_Goal_: Which lines hold the word "拼写错误"? Copy each of them.

-- begin Material for the task --

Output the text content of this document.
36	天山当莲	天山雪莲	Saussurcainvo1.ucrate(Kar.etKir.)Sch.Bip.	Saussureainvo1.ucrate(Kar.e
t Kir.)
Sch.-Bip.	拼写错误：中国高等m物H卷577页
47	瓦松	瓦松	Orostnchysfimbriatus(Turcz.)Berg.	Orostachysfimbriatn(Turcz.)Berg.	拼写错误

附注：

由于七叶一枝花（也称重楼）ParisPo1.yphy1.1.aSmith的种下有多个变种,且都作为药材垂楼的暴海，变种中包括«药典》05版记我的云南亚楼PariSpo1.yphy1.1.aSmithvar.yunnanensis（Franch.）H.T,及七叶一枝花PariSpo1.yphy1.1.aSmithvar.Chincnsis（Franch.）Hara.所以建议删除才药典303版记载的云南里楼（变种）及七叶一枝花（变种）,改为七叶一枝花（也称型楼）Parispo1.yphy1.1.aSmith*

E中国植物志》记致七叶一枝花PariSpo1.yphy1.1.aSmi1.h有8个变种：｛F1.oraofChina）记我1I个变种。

-- end Material for the task --

_Correct answer_:
Sch.-Bip.	拼写错误：中国高等m物H卷577页
47	瓦松	瓦松	Orostnchysfimbriatus(Turcz.)Berg.	Orostachysfimbriatn(Turcz.)Berg.	拼写错误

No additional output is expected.